Take all the material and copy it exactly.

Records contained in a dataset:

----

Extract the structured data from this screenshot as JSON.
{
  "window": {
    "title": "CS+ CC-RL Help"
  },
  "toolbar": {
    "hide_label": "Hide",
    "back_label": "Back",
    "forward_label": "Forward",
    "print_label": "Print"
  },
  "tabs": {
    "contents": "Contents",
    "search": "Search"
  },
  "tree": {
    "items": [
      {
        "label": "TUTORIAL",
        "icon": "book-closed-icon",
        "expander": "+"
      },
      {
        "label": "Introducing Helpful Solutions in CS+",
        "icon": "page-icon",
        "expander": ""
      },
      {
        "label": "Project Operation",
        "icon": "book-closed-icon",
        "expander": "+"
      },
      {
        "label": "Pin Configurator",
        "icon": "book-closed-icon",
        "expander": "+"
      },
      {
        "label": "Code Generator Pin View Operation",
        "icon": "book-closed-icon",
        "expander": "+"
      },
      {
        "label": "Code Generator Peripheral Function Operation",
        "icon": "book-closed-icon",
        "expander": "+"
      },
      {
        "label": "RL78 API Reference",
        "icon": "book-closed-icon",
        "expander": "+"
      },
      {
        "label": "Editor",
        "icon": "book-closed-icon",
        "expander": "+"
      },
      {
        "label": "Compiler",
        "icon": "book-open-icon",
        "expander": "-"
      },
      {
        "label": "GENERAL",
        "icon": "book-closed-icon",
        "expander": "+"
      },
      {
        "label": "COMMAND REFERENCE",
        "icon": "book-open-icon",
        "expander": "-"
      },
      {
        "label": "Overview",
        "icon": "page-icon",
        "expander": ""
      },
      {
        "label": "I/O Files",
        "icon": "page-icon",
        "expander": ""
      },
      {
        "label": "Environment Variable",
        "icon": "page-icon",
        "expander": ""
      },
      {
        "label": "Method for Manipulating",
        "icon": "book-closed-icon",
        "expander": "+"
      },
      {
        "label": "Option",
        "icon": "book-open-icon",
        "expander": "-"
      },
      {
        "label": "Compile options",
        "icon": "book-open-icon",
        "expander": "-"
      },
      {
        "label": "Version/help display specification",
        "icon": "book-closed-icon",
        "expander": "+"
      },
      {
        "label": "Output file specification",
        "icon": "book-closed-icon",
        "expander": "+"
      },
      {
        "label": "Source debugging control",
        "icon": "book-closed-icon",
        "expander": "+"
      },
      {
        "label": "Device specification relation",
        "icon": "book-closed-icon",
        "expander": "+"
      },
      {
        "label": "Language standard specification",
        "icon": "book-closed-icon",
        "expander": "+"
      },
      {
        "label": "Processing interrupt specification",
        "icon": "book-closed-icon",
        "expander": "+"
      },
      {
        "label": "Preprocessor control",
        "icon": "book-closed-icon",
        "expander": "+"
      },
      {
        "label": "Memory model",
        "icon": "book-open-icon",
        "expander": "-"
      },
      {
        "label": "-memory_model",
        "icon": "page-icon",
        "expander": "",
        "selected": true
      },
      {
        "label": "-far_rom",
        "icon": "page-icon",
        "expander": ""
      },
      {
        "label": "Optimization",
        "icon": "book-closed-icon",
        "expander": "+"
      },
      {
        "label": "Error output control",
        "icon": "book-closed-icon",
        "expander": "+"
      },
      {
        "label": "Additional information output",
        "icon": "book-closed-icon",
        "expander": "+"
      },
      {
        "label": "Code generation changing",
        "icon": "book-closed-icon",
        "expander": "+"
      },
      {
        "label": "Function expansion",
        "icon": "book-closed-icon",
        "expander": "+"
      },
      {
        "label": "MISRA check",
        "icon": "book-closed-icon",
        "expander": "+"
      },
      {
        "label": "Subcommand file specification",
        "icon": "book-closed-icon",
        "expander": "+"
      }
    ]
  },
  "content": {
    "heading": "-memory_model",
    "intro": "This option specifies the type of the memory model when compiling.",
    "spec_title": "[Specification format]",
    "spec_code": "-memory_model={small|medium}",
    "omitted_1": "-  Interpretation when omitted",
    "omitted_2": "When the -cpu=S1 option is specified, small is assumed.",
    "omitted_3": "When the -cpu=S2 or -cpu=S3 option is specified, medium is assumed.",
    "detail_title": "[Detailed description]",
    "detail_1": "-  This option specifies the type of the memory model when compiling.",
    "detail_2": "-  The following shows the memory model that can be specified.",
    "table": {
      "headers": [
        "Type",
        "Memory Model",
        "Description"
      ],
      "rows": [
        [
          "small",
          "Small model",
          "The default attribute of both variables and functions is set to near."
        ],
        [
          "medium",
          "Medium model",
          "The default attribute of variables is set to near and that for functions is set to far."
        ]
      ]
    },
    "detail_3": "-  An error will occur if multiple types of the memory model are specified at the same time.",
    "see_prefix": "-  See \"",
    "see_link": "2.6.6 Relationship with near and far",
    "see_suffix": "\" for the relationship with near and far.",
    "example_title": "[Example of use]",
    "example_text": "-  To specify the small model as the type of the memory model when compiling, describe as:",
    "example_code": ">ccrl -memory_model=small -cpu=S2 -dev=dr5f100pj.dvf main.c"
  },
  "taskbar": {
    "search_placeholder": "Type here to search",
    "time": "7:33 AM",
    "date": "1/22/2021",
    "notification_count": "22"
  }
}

----

** Output for this exercise **
Extract the structured data from this screenshot as JSON.
{
  "window": {
    "title": "CS+ CC-RL Help"
  },
  "toolbar": {
    "hide_label": "Hide",
    "back_label": "Back",
    "forward_label": "Forward",
    "print_label": "Print"
  },
  "tabs": {
    "contents": "Contents",
    "search": "Search"
  },
  "tree": {
    "items": [
      {
        "label": "TUTORIAL",
        "icon": "book-closed-icon",
        "expander": "+"
      },
      {
        "label": "Introducing Helpful Solutions in CS+",
        "icon": "page-icon",
        "expander": ""
      },
      {
        "label": "Project Operation",
        "icon": "book-closed-icon",
        "expander": "+"
      },
      {
        "label": "Pin Configurator",
        "icon": "book-closed-icon",
        "expander": "+"
      },
      {
        "label": "Code Generator Pin View Operation",
        "icon": "book-closed-icon",
        "expander": "+"
      },
      {
        "label": "Code Generator Peripheral Function Operation",
        "icon": "book-closed-icon",
        "expander": "+"
      },
      {
        "label": "RL78 API Reference",
        "icon": "book-closed-icon",
        "expander": "+"
      },
      {
        "label": "Editor",
        "icon": "book-closed-icon",
        "expander": "+"
      },
      {
        "label": "Compiler",
        "icon": "book-open-icon",
        "expander": "-"
      },
      {
        "label": "GENERAL",
        "icon": "book-closed-icon",
        "expander": "+"
      },
      {
        "label": "COMMAND REFERENCE",
        "icon": "book-open-icon",
        "expander": "-"
      },
      {
        "label": "Overview",
        "icon": "page-icon",
        "expander": ""
      },
      {
        "label": "I/O Files",
        "icon": "page-icon",
        "expander": ""
      },
      {
        "label": "Environment Variable",
        "icon": "page-icon",
        "expander": ""
      },
      {
        "label": "Method for Manipulating",
        "icon": "book-closed-icon",
        "expander": "+"
      },
      {
        "label": "Option",
        "icon": "book-open-icon",
        "expander": "-"
      },
      {
        "label": "Compile options",
        "icon": "book-open-icon",
        "expander": "-"
      },
      {
        "label": "Version/help display specification",
        "icon": "book-closed-icon",
        "expander": "+"
      },
      {
        "label": "Output file specification",
        "icon": "book-closed-icon",
        "expander": "+"
      },
      {
        "label": "Source debugging control",
        "icon": "book-closed-icon",
        "expander": "+"
      },
      {
        "label": "Device specification relation",
        "icon": "book-closed-icon",
        "expander": "+"
      },
      {
        "label": "Language standard specification",
        "icon": "book-closed-icon",
        "expander": "+"
      },
      {
        "label": "Processing interrupt specification",
        "icon": "book-closed-icon",
        "expander": "+"
      },
      {
        "label": "Preprocessor control",
        "icon": "book-closed-icon",
        "expander": "+"
      },
      {
        "label": "Memory model",
        "icon": "book-open-icon",
        "expander": "-"
      },
      {
        "label": "-memory_model",
        "icon": "page-icon",
        "expander": "",
        "selected": true
      },
      {
        "label": "-far_rom",
        "icon": "page-icon",
        "expander": ""
      },
      {
        "label": "Optimization",
        "icon": "book-closed-icon",
        "expander": "+"
      },
      {
        "label": "Error output control",
        "icon": "book-closed-icon",
        "expander": "+"
      },
      {
        "label": "Additional information output",
        "icon": "book-closed-icon",
        "expander": "+"
      },
      {
        "label": "Code generation changing",
        "icon": "book-closed-icon",
        "expander": "+"
      },
      {
        "label": "Function expansion",
        "icon": "book-closed-icon",
        "expander": "+"
      },
      {
        "label": "MISRA check",
        "icon": "book-closed-icon",
        "expander": "+"
      },
      {
        "label": "Subcommand file specification",
        "icon": "book-closed-icon",
        "expander": "+"
      }
    ]
  },
  "content": {
    "heading": "-memory_model",
    "intro": "This option specifies the type of the memory model when compiling.",
    "spec_title": "[Specification format]",
    "spec_code": "-memory_model={small|medium}",
    "omitted_1": "-  Interpretation when omitted",
    "omitted_2": "When the -cpu=S1 option is specified, small is assumed.",
    "omitted_3": "When the -cpu=S2 or -cpu=S3 option is specified, medium is assumed.",
    "detail_title": "[Detailed description]",
    "detail_1": "-  This option specifies the type of the memory model when compiling.",
    "detail_2": "-  The following shows the memory model that can be specified.",
    "table": {
      "headers": [
        "Type",
        "Memory Model",
        "Description"
      ],
      "rows": [
        [
          "small",
          "Small model",
          "The default attribute of both variables and functions is set to near."
        ],
        [
          "medium",
          "Medium model",
          "The default attribute of variables is set to near and that for functions is set to far."
        ]
      ]
    },
    "detail_3": "-  An error will occur if multiple types of the memory model are specified at the same time.",
    "see_prefix": "-  See \"",
    "see_link": "2.6.6 Relationship with near and far",
    "see_suffix": "\" for the relationship with near and far.",
    "example_title": "[Example of use]",
    "example_text": "-  To specify the small model as the type of the memory model when compiling, describe as:",
    "example_code": ">ccrl -memory_model=small -cpu=S2 -dev=dr5f100pj.dvf main.c"
  },
  "taskbar": {
    "search_placeholder": "Type here to search",
    "time": "7:33 AM",
    "date": "1/22/2021",
    "notification_count": "22"
  }
}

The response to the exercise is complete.